***** RECORDS FOR THE TASK *****
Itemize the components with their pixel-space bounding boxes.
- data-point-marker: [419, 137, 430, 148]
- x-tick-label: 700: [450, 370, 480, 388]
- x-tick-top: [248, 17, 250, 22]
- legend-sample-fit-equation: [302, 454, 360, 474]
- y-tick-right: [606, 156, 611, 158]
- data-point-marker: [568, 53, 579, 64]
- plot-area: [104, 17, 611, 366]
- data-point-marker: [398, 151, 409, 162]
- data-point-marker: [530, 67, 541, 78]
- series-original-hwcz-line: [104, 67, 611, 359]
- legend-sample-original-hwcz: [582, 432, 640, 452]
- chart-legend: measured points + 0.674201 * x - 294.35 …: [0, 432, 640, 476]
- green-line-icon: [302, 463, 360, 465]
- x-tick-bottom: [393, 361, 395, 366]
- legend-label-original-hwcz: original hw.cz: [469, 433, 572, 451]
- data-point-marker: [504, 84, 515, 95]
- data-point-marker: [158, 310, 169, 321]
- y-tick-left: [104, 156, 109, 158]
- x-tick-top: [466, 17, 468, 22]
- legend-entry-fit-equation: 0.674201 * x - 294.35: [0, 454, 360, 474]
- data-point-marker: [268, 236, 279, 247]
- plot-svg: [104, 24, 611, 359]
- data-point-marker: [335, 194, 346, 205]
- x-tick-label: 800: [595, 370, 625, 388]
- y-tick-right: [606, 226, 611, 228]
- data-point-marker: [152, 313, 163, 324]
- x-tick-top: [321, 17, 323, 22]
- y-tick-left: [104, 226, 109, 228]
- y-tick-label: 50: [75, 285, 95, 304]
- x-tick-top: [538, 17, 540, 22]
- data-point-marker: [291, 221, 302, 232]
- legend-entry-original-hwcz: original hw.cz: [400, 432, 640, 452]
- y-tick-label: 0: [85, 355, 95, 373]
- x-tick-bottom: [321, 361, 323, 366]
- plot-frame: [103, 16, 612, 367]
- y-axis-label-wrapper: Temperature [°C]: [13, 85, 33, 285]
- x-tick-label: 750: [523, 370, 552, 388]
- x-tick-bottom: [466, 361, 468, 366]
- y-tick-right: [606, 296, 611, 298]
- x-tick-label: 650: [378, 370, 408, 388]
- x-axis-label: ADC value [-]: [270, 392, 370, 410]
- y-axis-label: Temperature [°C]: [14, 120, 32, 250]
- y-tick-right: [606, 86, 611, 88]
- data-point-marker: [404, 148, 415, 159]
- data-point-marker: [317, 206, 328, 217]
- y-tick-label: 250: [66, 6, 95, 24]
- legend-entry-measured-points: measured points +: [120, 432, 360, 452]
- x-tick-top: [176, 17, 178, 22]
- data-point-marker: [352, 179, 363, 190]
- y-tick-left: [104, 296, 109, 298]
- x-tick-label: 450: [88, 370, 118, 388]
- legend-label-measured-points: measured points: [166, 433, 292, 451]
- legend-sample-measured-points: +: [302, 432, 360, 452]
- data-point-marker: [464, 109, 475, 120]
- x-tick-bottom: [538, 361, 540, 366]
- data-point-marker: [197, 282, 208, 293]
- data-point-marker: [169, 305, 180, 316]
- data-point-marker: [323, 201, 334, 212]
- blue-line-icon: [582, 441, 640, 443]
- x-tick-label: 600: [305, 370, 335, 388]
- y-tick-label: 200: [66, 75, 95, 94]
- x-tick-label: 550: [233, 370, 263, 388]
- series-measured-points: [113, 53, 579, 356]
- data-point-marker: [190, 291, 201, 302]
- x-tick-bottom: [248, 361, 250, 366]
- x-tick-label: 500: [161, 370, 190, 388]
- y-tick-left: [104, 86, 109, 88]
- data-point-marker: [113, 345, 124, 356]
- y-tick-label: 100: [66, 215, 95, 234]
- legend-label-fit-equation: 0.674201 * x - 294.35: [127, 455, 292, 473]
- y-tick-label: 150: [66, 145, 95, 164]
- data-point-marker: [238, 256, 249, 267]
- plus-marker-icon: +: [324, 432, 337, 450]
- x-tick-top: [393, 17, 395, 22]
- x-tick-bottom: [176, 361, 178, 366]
*****
▶ **JOB**: Rewrite the entries above with "scatter-point-marker" substituted for every instance of "data-point-marker", keeping everything else the same.

▶ **RESULT OF THE TASK**:
Itemize the components with their pixel-space bounding boxes.
- scatter-point-marker: [419, 137, 430, 148]
- x-tick-label: 700: [450, 370, 480, 388]
- x-tick-top: [248, 17, 250, 22]
- legend-sample-fit-equation: [302, 454, 360, 474]
- y-tick-right: [606, 156, 611, 158]
- scatter-point-marker: [568, 53, 579, 64]
- plot-area: [104, 17, 611, 366]
- scatter-point-marker: [398, 151, 409, 162]
- scatter-point-marker: [530, 67, 541, 78]
- series-original-hwcz-line: [104, 67, 611, 359]
- legend-sample-original-hwcz: [582, 432, 640, 452]
- chart-legend: measured points + 0.674201 * x - 294.35 …: [0, 432, 640, 476]
- green-line-icon: [302, 463, 360, 465]
- x-tick-bottom: [393, 361, 395, 366]
- legend-label-original-hwcz: original hw.cz: [469, 433, 572, 451]
- scatter-point-marker: [504, 84, 515, 95]
- scatter-point-marker: [158, 310, 169, 321]
- y-tick-left: [104, 156, 109, 158]
- x-tick-top: [466, 17, 468, 22]
- legend-entry-fit-equation: 0.674201 * x - 294.35: [0, 454, 360, 474]
- scatter-point-marker: [268, 236, 279, 247]
- plot-svg: [104, 24, 611, 359]
- scatter-point-marker: [335, 194, 346, 205]
- x-tick-label: 800: [595, 370, 625, 388]
- y-tick-right: [606, 226, 611, 228]
- scatter-point-marker: [152, 313, 163, 324]
- x-tick-top: [321, 17, 323, 22]
- y-tick-left: [104, 226, 109, 228]
- y-tick-label: 50: [75, 285, 95, 304]
- x-tick-top: [538, 17, 540, 22]
- scatter-point-marker: [291, 221, 302, 232]
- legend-entry-original-hwcz: original hw.cz: [400, 432, 640, 452]
- y-tick-label: 0: [85, 355, 95, 373]
- x-tick-bottom: [321, 361, 323, 366]
- plot-frame: [103, 16, 612, 367]
- y-axis-label-wrapper: Temperature [°C]: [13, 85, 33, 285]
- x-tick-label: 750: [523, 370, 552, 388]
- x-tick-bottom: [466, 361, 468, 366]
- y-tick-right: [606, 296, 611, 298]
- x-tick-label: 650: [378, 370, 408, 388]
- x-axis-label: ADC value [-]: [270, 392, 370, 410]
- y-axis-label: Temperature [°C]: [14, 120, 32, 250]
- y-tick-right: [606, 86, 611, 88]
- scatter-point-marker: [404, 148, 415, 159]
- scatter-point-marker: [317, 206, 328, 217]
- y-tick-label: 250: [66, 6, 95, 24]
- legend-entry-measured-points: measured points +: [120, 432, 360, 452]
- x-tick-top: [176, 17, 178, 22]
- scatter-point-marker: [352, 179, 363, 190]
- y-tick-left: [104, 296, 109, 298]
- x-tick-label: 450: [88, 370, 118, 388]
- legend-label-measured-points: measured points: [166, 433, 292, 451]
- legend-sample-measured-points: +: [302, 432, 360, 452]
- scatter-point-marker: [464, 109, 475, 120]
- x-tick-bottom: [538, 361, 540, 366]
- scatter-point-marker: [197, 282, 208, 293]
- scatter-point-marker: [169, 305, 180, 316]
- scatter-point-marker: [323, 201, 334, 212]
- blue-line-icon: [582, 441, 640, 443]
- x-tick-label: 600: [305, 370, 335, 388]
- y-tick-label: 200: [66, 75, 95, 94]
- x-tick-label: 550: [233, 370, 263, 388]
- series-measured-points: [113, 53, 579, 356]
- scatter-point-marker: [190, 291, 201, 302]
- x-tick-bottom: [248, 361, 250, 366]
- x-tick-label: 500: [161, 370, 190, 388]
- y-tick-left: [104, 86, 109, 88]
- scatter-point-marker: [113, 345, 124, 356]
- y-tick-label: 100: [66, 215, 95, 234]
- legend-label-fit-equation: 0.674201 * x - 294.35: [127, 455, 292, 473]
- y-tick-label: 150: [66, 145, 95, 164]
- scatter-point-marker: [238, 256, 249, 267]
- plus-marker-icon: +: [324, 432, 337, 450]
- x-tick-top: [393, 17, 395, 22]
- x-tick-bottom: [176, 361, 178, 366]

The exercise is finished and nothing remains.